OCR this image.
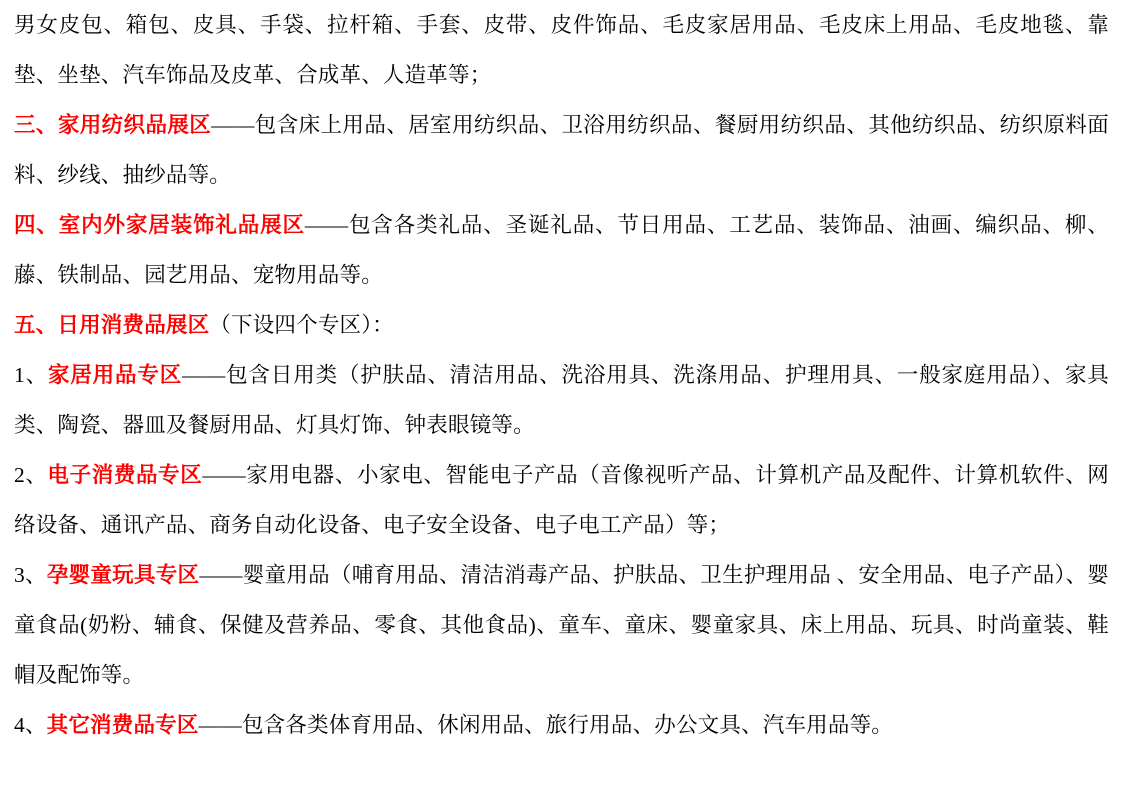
男女皮包、箱包、皮具、手袋、拉杆箱、手套、皮带、皮件饰品、毛皮家居用品、毛皮床上用品、毛皮地毯、靠垫、坐垫、汽车饰品及皮革、合成革、人造革等；

三、家用纺织品展区——包含床上用品、居室用纺织品、卫浴用纺织品、餐厨用纺织品、其他纺织品、纺织原料面料、纱线、抽纱品等。

四、室内外家居装饰礼品展区——包含各类礼品、圣诞礼品、节日用品、工艺品、装饰品、油画、编织品、柳、藤、铁制品、园艺用品、宠物用品等。

五、日用消费品展区（下设四个专区）：

1、家居用品专区——包含日用类（护肤品、清洁用品、洗浴用具、洗涤用品、护理用具、一般家庭用品）、家具类、陶瓷、器皿及餐厨用品、灯具灯饰、钟表眼镜等。

2、电子消费品专区——家用电器、小家电、智能电子产品（音像视听产品、计算机产品及配件、计算机软件、网络设备、通讯产品、商务自动化设备、电子安全设备、电子电工产品）等；

3、孕婴童玩具专区——婴童用品（哺育用品、清洁消毒产品、护肤品、卫生护理用品 、安全用品、电子产品）、婴童食品(奶粉、辅食、保健及营养品、零食、其他食品)、童车、童床、婴童家具、床上用品、玩具、时尚童装、鞋帽及配饰等。

4、其它消费品专区——包含各类体育用品、休闲用品、旅行用品、办公文具、汽车用品等。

◆ ◆ ◆ ◆ ◆ ◆ ◆

**What is asked**
Transcribe all of the entries word for word, but skip any pictures they contain.

**Final answer**
OCR this image.
男女皮包、箱包、皮具、手袋、拉杆箱、手套、皮带、皮件饰品、毛皮家居用品、毛皮床上用品、毛皮地毯、靠垫、坐垫、汽车饰品及皮革、合成革、人造革等；

三、家用纺织品展区——包含床上用品、居室用纺织品、卫浴用纺织品、餐厨用纺织品、其他纺织品、纺织原料面料、纱线、抽纱品等。

四、室内外家居装饰礼品展区——包含各类礼品、圣诞礼品、节日用品、工艺品、装饰品、油画、编织品、柳、藤、铁制品、园艺用品、宠物用品等。

五、日用消费品展区（下设四个专区）：

1、家居用品专区——包含日用类（护肤品、清洁用品、洗浴用具、洗涤用品、护理用具、一般家庭用品）、家具类、陶瓷、器皿及餐厨用品、灯具灯饰、钟表眼镜等。

2、电子消费品专区——家用电器、小家电、智能电子产品（音像视听产品、计算机产品及配件、计算机软件、网络设备、通讯产品、商务自动化设备、电子安全设备、电子电工产品）等；

3、孕婴童玩具专区——婴童用品（哺育用品、清洁消毒产品、护肤品、卫生护理用品 、安全用品、电子产品）、婴童食品(奶粉、辅食、保健及营养品、零食、其他食品)、童车、童床、婴童家具、床上用品、玩具、时尚童装、鞋帽及配饰等。

4、其它消费品专区——包含各类体育用品、休闲用品、旅行用品、办公文具、汽车用品等。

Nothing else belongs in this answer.